Work required
List each line of the data that contains the string "troupeaux", matching case exactly.
::: Raw records
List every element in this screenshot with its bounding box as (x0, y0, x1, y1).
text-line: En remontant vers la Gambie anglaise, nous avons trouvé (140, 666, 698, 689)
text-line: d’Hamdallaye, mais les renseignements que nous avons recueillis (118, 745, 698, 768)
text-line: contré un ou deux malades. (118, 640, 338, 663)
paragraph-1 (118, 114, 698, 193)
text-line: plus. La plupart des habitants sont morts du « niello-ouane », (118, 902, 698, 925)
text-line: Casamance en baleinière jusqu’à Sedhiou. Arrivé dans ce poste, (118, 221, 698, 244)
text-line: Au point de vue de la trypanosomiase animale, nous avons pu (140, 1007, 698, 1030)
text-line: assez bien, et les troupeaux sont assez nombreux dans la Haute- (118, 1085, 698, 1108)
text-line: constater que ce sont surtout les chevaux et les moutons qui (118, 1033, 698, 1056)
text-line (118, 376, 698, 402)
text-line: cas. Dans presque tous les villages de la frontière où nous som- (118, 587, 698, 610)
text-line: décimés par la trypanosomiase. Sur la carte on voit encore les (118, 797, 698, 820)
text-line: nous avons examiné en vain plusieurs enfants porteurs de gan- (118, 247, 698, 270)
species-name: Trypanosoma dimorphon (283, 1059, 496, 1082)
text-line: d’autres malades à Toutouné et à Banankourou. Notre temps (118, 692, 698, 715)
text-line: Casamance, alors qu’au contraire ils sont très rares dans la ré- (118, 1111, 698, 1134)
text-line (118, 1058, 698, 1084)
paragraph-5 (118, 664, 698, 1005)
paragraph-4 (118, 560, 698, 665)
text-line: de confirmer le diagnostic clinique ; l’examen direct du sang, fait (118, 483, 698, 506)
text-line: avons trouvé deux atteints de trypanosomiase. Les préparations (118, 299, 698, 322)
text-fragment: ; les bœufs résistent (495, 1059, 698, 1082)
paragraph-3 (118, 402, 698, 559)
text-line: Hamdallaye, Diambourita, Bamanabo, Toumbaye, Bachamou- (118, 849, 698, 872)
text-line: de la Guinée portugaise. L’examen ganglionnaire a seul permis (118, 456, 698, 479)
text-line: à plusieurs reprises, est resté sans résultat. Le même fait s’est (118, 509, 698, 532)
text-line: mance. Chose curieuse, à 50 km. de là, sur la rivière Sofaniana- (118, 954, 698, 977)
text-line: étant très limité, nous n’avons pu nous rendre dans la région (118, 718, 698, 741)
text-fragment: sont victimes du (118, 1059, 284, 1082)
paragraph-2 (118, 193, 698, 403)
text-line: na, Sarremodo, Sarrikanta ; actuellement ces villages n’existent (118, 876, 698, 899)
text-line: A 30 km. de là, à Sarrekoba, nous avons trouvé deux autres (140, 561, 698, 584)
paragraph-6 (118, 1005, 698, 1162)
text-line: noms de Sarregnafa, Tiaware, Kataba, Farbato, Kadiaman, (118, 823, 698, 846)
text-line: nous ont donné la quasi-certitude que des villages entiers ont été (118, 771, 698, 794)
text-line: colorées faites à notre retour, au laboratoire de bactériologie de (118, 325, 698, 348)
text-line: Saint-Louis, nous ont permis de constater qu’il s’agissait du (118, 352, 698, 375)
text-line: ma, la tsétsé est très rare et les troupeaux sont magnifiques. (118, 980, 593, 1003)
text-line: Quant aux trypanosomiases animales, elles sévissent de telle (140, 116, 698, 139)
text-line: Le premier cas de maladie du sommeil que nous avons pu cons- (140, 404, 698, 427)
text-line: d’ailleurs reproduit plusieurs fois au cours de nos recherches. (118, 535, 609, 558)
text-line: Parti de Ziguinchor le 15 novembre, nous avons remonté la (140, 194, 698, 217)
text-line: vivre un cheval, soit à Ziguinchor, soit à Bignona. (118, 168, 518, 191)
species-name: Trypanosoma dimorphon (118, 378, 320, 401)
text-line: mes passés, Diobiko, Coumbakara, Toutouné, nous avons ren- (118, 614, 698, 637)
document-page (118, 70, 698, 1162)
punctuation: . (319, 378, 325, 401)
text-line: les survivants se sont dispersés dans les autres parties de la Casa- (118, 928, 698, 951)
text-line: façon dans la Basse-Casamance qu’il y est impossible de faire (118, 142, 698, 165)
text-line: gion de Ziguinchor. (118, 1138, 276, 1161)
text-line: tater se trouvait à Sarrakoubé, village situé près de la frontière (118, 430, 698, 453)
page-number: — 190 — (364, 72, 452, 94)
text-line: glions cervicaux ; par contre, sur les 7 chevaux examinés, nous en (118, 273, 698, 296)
::::::
Response
text-line: assez bien, et les troupeaux sont assez nombreux dans la Haute- (118, 1085, 698, 1108)
text-line: ma, la tsétsé est très rare et les troupeaux sont magnifiques. (118, 980, 593, 1003)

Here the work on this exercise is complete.